==== Data for processing ====
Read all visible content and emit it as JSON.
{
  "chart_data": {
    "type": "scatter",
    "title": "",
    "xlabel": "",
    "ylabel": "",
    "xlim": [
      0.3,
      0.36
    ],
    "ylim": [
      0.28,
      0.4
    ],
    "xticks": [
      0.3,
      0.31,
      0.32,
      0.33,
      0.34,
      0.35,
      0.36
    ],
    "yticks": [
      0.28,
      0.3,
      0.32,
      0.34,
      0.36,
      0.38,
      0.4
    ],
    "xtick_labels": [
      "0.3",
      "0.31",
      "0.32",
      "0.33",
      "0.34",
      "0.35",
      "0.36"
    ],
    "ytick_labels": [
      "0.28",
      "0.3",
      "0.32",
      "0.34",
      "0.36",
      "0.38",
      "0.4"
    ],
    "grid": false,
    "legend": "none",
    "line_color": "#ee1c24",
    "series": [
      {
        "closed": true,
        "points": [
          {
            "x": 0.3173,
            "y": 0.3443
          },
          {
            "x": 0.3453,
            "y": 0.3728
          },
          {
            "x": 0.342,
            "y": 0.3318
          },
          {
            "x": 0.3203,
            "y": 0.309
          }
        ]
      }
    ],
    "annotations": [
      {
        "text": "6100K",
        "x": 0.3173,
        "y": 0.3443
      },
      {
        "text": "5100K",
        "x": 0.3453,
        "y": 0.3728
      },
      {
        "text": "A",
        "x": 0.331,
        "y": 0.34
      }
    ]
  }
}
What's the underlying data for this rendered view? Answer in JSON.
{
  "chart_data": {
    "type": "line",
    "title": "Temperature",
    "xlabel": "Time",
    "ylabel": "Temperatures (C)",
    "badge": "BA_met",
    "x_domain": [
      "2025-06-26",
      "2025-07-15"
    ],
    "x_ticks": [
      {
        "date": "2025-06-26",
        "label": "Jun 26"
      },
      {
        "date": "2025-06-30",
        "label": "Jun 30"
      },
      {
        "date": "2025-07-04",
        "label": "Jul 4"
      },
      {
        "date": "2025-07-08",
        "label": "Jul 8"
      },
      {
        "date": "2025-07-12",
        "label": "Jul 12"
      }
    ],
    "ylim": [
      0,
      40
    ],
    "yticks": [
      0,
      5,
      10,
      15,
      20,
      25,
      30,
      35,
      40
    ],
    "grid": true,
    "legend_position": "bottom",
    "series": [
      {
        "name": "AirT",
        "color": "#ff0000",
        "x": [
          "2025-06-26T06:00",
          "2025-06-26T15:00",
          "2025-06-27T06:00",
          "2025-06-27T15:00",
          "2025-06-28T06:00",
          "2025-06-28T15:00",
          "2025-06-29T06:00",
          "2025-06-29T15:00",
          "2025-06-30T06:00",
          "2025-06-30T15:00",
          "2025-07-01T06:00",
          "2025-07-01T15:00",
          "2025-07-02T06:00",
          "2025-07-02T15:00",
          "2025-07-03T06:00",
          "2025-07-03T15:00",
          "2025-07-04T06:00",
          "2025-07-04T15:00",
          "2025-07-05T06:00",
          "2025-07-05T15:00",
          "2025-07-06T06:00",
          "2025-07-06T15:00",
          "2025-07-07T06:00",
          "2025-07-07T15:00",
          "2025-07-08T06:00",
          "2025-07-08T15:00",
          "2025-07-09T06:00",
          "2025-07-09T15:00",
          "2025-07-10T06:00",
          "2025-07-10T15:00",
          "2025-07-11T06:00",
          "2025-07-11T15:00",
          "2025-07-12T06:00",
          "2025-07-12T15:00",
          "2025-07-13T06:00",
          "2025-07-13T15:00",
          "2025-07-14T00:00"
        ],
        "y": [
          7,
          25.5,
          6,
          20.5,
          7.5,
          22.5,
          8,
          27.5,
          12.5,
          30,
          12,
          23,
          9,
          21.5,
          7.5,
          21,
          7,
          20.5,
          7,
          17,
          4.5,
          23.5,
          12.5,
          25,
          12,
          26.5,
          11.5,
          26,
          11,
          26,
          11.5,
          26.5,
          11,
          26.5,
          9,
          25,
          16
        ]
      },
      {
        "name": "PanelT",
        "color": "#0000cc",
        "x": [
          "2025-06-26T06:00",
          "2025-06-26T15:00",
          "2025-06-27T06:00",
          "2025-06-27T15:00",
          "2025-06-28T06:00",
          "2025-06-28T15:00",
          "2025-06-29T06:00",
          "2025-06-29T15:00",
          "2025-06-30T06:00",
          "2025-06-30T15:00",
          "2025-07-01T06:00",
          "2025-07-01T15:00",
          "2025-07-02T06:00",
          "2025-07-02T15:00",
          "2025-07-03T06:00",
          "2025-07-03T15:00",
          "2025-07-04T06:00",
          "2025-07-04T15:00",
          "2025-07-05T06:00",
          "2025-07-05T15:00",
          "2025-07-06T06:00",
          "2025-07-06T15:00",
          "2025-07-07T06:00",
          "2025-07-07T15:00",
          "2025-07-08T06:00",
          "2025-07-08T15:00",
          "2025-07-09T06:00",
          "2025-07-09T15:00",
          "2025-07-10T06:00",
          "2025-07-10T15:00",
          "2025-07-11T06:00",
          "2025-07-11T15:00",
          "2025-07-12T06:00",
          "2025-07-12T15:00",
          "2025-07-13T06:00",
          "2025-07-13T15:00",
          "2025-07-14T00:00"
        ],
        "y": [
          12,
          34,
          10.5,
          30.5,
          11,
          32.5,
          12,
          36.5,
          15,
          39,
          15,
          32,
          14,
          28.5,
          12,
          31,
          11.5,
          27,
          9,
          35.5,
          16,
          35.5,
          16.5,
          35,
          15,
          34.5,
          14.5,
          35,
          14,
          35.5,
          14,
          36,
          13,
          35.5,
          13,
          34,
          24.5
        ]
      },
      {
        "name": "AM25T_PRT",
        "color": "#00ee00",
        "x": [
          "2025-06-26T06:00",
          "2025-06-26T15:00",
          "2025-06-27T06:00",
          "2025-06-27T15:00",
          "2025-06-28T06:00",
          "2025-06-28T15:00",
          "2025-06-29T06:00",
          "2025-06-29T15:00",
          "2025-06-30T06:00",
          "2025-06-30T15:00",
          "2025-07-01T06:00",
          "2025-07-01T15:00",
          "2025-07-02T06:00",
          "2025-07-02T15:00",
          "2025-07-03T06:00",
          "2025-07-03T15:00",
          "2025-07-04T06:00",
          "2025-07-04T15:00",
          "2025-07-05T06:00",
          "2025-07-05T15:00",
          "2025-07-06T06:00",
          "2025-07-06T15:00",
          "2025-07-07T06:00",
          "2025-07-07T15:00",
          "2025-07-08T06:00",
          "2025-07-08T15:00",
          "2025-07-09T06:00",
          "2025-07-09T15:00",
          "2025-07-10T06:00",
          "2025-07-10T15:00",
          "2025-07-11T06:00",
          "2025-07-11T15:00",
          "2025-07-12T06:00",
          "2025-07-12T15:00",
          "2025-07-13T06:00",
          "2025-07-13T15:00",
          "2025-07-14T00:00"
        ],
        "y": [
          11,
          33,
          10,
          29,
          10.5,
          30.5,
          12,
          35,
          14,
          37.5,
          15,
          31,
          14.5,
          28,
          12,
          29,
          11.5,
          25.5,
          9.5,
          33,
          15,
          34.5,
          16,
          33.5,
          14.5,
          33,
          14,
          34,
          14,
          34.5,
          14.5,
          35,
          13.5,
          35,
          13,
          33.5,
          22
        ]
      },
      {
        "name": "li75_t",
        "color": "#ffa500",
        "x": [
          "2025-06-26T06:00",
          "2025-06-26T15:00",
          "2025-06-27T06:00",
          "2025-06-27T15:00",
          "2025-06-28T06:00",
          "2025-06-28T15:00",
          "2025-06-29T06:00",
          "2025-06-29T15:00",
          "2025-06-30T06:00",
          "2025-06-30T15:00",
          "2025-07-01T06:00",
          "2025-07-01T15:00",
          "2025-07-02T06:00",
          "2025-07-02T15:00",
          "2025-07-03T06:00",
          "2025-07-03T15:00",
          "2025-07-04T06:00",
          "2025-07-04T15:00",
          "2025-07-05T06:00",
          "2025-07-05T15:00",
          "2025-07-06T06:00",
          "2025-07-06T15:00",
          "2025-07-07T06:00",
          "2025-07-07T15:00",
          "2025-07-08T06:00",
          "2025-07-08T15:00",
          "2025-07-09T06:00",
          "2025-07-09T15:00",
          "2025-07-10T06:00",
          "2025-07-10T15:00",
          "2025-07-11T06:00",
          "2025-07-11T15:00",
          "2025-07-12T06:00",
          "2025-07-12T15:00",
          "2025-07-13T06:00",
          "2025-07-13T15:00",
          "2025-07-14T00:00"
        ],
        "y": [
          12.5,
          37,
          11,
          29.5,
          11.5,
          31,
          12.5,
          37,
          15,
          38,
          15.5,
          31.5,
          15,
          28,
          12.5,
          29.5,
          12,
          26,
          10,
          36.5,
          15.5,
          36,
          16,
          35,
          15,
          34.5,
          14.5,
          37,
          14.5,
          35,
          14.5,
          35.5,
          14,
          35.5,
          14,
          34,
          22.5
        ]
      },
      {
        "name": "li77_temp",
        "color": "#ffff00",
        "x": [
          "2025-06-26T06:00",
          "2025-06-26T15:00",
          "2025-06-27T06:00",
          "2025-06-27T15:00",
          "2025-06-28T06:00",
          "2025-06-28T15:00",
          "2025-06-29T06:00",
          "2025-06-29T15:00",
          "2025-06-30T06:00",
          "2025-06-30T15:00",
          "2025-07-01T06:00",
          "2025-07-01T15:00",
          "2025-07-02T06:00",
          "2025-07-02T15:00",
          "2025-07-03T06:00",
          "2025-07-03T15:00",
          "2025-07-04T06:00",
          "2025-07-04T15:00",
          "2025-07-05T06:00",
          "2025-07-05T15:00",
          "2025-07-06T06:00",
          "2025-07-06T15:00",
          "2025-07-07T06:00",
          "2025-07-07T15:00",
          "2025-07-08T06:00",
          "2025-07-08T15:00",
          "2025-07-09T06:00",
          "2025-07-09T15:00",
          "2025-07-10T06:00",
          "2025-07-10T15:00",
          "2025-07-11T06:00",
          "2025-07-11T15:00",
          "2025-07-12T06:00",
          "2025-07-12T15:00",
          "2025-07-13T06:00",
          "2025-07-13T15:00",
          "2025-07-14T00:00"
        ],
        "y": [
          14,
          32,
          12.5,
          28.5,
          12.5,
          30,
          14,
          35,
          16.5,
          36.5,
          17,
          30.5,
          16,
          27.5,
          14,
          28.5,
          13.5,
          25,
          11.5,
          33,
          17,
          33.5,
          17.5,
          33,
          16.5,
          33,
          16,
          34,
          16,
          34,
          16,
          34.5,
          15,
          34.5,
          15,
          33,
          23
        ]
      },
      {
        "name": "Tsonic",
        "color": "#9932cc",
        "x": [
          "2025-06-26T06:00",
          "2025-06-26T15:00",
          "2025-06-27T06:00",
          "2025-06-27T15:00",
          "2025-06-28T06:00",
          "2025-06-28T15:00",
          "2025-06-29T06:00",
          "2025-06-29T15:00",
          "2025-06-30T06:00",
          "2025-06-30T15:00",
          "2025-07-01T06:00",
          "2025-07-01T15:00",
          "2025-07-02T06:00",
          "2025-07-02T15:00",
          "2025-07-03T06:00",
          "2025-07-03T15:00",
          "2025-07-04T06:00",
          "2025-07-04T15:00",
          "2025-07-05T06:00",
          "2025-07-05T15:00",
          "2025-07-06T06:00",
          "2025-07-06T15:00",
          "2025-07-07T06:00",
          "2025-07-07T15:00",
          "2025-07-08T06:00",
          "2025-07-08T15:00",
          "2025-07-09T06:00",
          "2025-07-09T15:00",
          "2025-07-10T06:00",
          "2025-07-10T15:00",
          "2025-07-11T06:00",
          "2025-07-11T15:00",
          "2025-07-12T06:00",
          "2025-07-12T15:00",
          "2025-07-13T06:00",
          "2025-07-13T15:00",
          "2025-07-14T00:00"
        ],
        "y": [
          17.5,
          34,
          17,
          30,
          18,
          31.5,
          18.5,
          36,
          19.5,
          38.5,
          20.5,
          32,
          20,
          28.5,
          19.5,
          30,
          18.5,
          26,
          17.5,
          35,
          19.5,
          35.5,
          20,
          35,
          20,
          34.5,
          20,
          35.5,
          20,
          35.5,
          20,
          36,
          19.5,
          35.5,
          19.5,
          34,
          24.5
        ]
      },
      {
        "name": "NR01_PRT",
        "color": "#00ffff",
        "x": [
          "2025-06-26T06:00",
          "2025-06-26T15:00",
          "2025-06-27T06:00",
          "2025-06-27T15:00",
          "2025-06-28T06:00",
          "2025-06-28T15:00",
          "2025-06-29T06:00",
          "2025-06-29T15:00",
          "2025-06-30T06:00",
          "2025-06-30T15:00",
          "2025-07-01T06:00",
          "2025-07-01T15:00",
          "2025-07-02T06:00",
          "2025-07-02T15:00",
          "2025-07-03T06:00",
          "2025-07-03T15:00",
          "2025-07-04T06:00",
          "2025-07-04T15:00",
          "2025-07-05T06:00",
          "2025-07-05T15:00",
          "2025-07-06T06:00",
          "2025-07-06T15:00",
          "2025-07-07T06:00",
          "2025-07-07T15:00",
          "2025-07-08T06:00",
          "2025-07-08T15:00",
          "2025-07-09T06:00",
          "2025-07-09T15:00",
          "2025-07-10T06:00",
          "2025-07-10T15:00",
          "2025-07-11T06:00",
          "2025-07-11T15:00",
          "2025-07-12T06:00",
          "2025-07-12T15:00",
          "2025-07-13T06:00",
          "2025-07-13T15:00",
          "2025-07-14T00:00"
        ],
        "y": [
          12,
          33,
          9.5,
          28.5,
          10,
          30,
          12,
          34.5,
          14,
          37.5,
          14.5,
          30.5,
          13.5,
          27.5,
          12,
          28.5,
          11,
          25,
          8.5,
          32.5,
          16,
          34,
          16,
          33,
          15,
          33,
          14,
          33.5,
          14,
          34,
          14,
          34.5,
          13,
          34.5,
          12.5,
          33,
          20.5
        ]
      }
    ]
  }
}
====
● **Stated problem**
From the listing, copy every line where the string "date" appears.

● **Solution below**
        "date": "2025-06-26",
        "date": "2025-06-30",
        "date": "2025-07-04",
        "date": "2025-07-08",
        "date": "2025-07-12",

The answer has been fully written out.